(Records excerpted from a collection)

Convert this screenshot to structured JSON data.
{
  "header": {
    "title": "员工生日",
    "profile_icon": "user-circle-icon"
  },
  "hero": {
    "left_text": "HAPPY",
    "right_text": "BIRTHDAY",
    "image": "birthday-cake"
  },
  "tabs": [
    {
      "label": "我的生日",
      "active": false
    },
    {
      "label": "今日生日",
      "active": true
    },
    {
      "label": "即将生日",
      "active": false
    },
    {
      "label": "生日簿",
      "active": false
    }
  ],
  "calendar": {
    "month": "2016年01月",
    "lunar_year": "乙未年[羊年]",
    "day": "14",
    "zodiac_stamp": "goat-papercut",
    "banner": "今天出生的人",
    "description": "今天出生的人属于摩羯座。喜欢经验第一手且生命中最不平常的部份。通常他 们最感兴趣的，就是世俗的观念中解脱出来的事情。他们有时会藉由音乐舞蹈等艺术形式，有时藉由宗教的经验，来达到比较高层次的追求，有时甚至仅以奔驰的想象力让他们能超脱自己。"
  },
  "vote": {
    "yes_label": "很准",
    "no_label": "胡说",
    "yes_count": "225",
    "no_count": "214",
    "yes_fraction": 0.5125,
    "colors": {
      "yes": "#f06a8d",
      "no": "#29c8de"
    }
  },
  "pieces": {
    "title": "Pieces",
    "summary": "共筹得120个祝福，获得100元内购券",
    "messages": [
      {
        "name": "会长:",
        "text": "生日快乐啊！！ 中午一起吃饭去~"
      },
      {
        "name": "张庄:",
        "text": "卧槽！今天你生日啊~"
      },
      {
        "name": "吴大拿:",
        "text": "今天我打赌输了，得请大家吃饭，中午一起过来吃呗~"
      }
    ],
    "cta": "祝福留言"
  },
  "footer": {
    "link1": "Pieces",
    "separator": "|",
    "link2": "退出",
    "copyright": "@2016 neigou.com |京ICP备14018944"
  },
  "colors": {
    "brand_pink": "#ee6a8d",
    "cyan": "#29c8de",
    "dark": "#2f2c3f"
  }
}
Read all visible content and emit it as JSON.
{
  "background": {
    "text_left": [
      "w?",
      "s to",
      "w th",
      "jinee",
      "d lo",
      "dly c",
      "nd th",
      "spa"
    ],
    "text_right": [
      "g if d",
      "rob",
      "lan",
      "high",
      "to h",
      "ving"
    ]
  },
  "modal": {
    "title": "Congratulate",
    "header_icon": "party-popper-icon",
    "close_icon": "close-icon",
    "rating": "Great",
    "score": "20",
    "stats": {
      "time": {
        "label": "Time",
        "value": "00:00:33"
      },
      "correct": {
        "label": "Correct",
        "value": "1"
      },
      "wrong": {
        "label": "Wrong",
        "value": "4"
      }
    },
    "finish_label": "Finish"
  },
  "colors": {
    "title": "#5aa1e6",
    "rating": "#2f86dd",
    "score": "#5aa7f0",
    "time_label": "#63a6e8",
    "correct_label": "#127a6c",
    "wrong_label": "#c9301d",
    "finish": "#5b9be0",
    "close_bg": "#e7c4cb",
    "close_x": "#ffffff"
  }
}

◆ Problem to solve: Using the exact wording, write out all of the records.

◆ Output for this exercise:
Convert this screenshot to structured JSON data.
{
  "header": {
    "title": "员工生日",
    "profile_icon": "user-circle-icon"
  },
  "hero": {
    "left_text": "HAPPY",
    "right_text": "BIRTHDAY",
    "image": "birthday-cake"
  },
  "tabs": [
    {
      "label": "我的生日",
      "active": false
    },
    {
      "label": "今日生日",
      "active": true
    },
    {
      "label": "即将生日",
      "active": false
    },
    {
      "label": "生日簿",
      "active": false
    }
  ],
  "calendar": {
    "month": "2016年01月",
    "lunar_year": "乙未年[羊年]",
    "day": "14",
    "zodiac_stamp": "goat-papercut",
    "banner": "今天出生的人",
    "description": "今天出生的人属于摩羯座。喜欢经验第一手且生命中最不平常的部份。通常他 们最感兴趣的，就是世俗的观念中解脱出来的事情。他们有时会藉由音乐舞蹈等艺术形式，有时藉由宗教的经验，来达到比较高层次的追求，有时甚至仅以奔驰的想象力让他们能超脱自己。"
  },
  "vote": {
    "yes_label": "很准",
    "no_label": "胡说",
    "yes_count": "225",
    "no_count": "214",
    "yes_fraction": 0.5125,
    "colors": {
      "yes": "#f06a8d",
      "no": "#29c8de"
    }
  },
  "pieces": {
    "title": "Pieces",
    "summary": "共筹得120个祝福，获得100元内购券",
    "messages": [
      {
        "name": "会长:",
        "text": "生日快乐啊！！ 中午一起吃饭去~"
      },
      {
        "name": "张庄:",
        "text": "卧槽！今天你生日啊~"
      },
      {
        "name": "吴大拿:",
        "text": "今天我打赌输了，得请大家吃饭，中午一起过来吃呗~"
      }
    ],
    "cta": "祝福留言"
  },
  "footer": {
    "link1": "Pieces",
    "separator": "|",
    "link2": "退出",
    "copyright": "@2016 neigou.com |京ICP备14018944"
  },
  "colors": {
    "brand_pink": "#ee6a8d",
    "cyan": "#29c8de",
    "dark": "#2f2c3f"
  }
}
Read all visible content and emit it as JSON.
{
  "background": {
    "text_left": [
      "w?",
      "s to",
      "w th",
      "jinee",
      "d lo",
      "dly c",
      "nd th",
      "spa"
    ],
    "text_right": [
      "g if d",
      "rob",
      "lan",
      "high",
      "to h",
      "ving"
    ]
  },
  "modal": {
    "title": "Congratulate",
    "header_icon": "party-popper-icon",
    "close_icon": "close-icon",
    "rating": "Great",
    "score": "20",
    "stats": {
      "time": {
        "label": "Time",
        "value": "00:00:33"
      },
      "correct": {
        "label": "Correct",
        "value": "1"
      },
      "wrong": {
        "label": "Wrong",
        "value": "4"
      }
    },
    "finish_label": "Finish"
  },
  "colors": {
    "title": "#5aa1e6",
    "rating": "#2f86dd",
    "score": "#5aa7f0",
    "time_label": "#63a6e8",
    "correct_label": "#127a6c",
    "wrong_label": "#c9301d",
    "finish": "#5b9be0",
    "close_bg": "#e7c4cb",
    "close_x": "#ffffff"
  }
}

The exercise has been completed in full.